WHAT YOU ARE ASKED TO DO = Check each line for the string "füge" and give only the count of lines that have it.

━━━━━━━━━━

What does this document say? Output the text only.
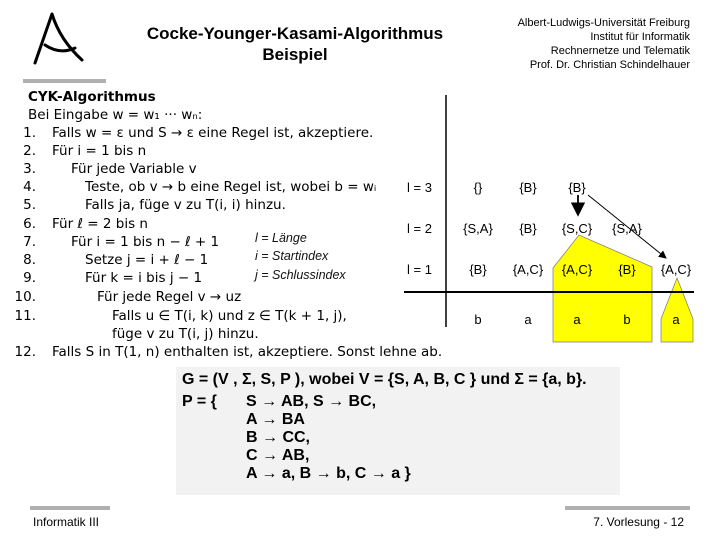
Cocke-Younger-Kasami-Algorithmus
Beispiel
Albert-Ludwigs-Universität Freiburg
Institut für Informatik
Rechnernetze und Telematik
Prof. Dr. Christian Schindelhauer
CYK-Algorithmus
Bei Eingabe w = w₁ ··· wₙ:
1. Falls w = ε und S → ε eine Regel ist, akzeptiere.
2. Für i = 1 bis n
3.	Für jede Variable v
4.	Teste, ob v → b eine Regel ist, wobei b = wᵢ
5.	Falls ja, füge v zu T(i, i) hinzu.
6. Für ℓ = 2 bis n
7.	Für i = 1 bis n − ℓ + 1
8.	Setze j = i + ℓ − 1
9.	Für k = i bis j − 1
10.	Für jede Regel v → uz
11.	Falls u ∈ T(i, k) und z ∈ T(k + 1, j),
füge v zu T(i, j) hinzu.
12. Falls S in T(1, n) enthalten ist, akzeptiere. Sonst lehne ab.
l = Länge
i = Startindex
j = Schlussindex
l = 3
l = 2
l = 1
{}	{B} {B}
{S,A} {B} {S,C} {S,A}
{B} {A,C} {A,C} {B} {A,C}
b	a	a	b	a
G = (V , Σ, S, P ), wobei V = {S, A, B, C } und Σ = {a, b}.
P = { S → AB, S → BC,
A → BA
B → CC,
C → AB,
A → a, B → b, C → a }
Informatik III	7. Vorlesung - 12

━━━━━━━━━━

RESPONSE = 2